The exercise: Reproduce all of the listing below without alteration.

Input records:
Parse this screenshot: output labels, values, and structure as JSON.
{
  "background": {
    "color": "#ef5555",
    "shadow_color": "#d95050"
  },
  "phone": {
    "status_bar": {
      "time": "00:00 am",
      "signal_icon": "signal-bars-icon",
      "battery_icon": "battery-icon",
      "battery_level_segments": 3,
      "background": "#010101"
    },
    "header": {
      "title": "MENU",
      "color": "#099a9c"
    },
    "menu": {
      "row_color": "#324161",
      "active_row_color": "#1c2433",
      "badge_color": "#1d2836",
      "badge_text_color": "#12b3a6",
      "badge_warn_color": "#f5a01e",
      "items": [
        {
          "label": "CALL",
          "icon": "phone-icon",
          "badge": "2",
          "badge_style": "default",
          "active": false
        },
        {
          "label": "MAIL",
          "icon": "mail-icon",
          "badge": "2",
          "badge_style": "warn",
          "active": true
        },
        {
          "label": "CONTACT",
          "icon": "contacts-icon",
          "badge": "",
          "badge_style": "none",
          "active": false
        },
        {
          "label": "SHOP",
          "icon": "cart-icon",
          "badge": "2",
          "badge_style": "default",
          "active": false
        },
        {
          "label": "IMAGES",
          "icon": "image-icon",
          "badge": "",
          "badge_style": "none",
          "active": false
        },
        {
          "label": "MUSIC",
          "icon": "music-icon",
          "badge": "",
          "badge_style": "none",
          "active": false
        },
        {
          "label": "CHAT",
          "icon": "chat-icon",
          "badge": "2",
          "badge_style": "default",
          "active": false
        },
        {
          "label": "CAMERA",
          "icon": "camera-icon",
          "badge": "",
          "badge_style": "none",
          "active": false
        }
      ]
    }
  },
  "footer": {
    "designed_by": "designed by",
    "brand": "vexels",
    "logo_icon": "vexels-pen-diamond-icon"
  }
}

Result of the exercise:
Parse this screenshot: output labels, values, and structure as JSON.
{
  "background": {
    "color": "#ef5555",
    "shadow_color": "#d95050"
  },
  "phone": {
    "status_bar": {
      "time": "00:00 am",
      "signal_icon": "signal-bars-icon",
      "battery_icon": "battery-icon",
      "battery_level_segments": 3,
      "background": "#010101"
    },
    "header": {
      "title": "MENU",
      "color": "#099a9c"
    },
    "menu": {
      "row_color": "#324161",
      "active_row_color": "#1c2433",
      "badge_color": "#1d2836",
      "badge_text_color": "#12b3a6",
      "badge_warn_color": "#f5a01e",
      "items": [
        {
          "label": "CALL",
          "icon": "phone-icon",
          "badge": "2",
          "badge_style": "default",
          "active": false
        },
        {
          "label": "MAIL",
          "icon": "mail-icon",
          "badge": "2",
          "badge_style": "warn",
          "active": true
        },
        {
          "label": "CONTACT",
          "icon": "contacts-icon",
          "badge": "",
          "badge_style": "none",
          "active": false
        },
        {
          "label": "SHOP",
          "icon": "cart-icon",
          "badge": "2",
          "badge_style": "default",
          "active": false
        },
        {
          "label": "IMAGES",
          "icon": "image-icon",
          "badge": "",
          "badge_style": "none",
          "active": false
        },
        {
          "label": "MUSIC",
          "icon": "music-icon",
          "badge": "",
          "badge_style": "none",
          "active": false
        },
        {
          "label": "CHAT",
          "icon": "chat-icon",
          "badge": "2",
          "badge_style": "default",
          "active": false
        },
        {
          "label": "CAMERA",
          "icon": "camera-icon",
          "badge": "",
          "badge_style": "none",
          "active": false
        }
      ]
    }
  },
  "footer": {
    "designed_by": "designed by",
    "brand": "vexels",
    "logo_icon": "vexels-pen-diamond-icon"
  }
}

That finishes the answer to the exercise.